§ Task prompt
Leave out the pictures and copy the remaining records exactly.

§ Given records
/---

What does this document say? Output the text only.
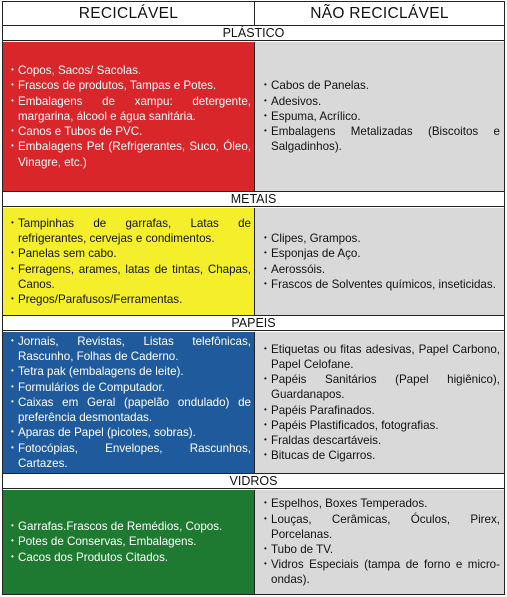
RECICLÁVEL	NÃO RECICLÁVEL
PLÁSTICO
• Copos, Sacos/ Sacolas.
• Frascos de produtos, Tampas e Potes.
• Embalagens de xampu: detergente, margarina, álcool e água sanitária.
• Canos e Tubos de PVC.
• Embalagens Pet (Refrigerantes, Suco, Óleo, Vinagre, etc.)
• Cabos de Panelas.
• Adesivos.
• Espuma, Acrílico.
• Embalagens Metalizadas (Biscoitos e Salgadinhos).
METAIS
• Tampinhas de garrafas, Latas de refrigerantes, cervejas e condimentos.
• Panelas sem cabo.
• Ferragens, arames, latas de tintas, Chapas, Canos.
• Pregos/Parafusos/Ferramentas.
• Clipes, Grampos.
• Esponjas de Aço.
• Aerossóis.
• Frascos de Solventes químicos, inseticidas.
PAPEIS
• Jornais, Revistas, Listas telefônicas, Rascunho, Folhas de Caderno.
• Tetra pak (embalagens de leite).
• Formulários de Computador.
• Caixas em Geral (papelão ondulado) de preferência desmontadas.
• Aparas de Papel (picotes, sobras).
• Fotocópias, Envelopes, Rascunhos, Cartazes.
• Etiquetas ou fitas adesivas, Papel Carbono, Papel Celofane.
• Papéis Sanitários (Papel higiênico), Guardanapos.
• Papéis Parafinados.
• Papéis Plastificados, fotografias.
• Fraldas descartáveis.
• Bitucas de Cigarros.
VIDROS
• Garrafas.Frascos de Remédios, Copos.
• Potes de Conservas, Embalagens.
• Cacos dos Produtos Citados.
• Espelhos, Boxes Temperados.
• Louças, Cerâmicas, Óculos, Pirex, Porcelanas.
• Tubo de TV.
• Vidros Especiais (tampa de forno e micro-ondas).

\---

§ Worked answer
What does this document say? Output the text only.
RECICLÁVEL	NÃO RECICLÁVEL
PLÁSTICO
• Copos, Sacos/ Sacolas.
• Frascos de produtos, Tampas e Potes.
• Embalagens de xampu: detergente, margarina, álcool e água sanitária.
• Canos e Tubos de PVC.
• Embalagens Pet (Refrigerantes, Suco, Óleo, Vinagre, etc.)
• Cabos de Panelas.
• Adesivos.
• Espuma, Acrílico.
• Embalagens Metalizadas (Biscoitos e Salgadinhos).
METAIS
• Tampinhas de garrafas, Latas de refrigerantes, cervejas e condimentos.
• Panelas sem cabo.
• Ferragens, arames, latas de tintas, Chapas, Canos.
• Pregos/Parafusos/Ferramentas.
• Clipes, Grampos.
• Esponjas de Aço.
• Aerossóis.
• Frascos de Solventes químicos, inseticidas.
PAPEIS
• Jornais, Revistas, Listas telefônicas, Rascunho, Folhas de Caderno.
• Tetra pak (embalagens de leite).
• Formulários de Computador.
• Caixas em Geral (papelão ondulado) de preferência desmontadas.
• Aparas de Papel (picotes, sobras).
• Fotocópias, Envelopes, Rascunhos, Cartazes.
• Etiquetas ou fitas adesivas, Papel Carbono, Papel Celofane.
• Papéis Sanitários (Papel higiênico), Guardanapos.
• Papéis Parafinados.
• Papéis Plastificados, fotografias.
• Fraldas descartáveis.
• Bitucas de Cigarros.
VIDROS
• Garrafas.Frascos de Remédios, Copos.
• Potes de Conservas, Embalagens.
• Cacos dos Produtos Citados.
• Espelhos, Boxes Temperados.
• Louças, Cerâmicas, Óculos, Pirex, Porcelanas.
• Tubo de TV.
• Vidros Especiais (tampa de forno e micro-ondas).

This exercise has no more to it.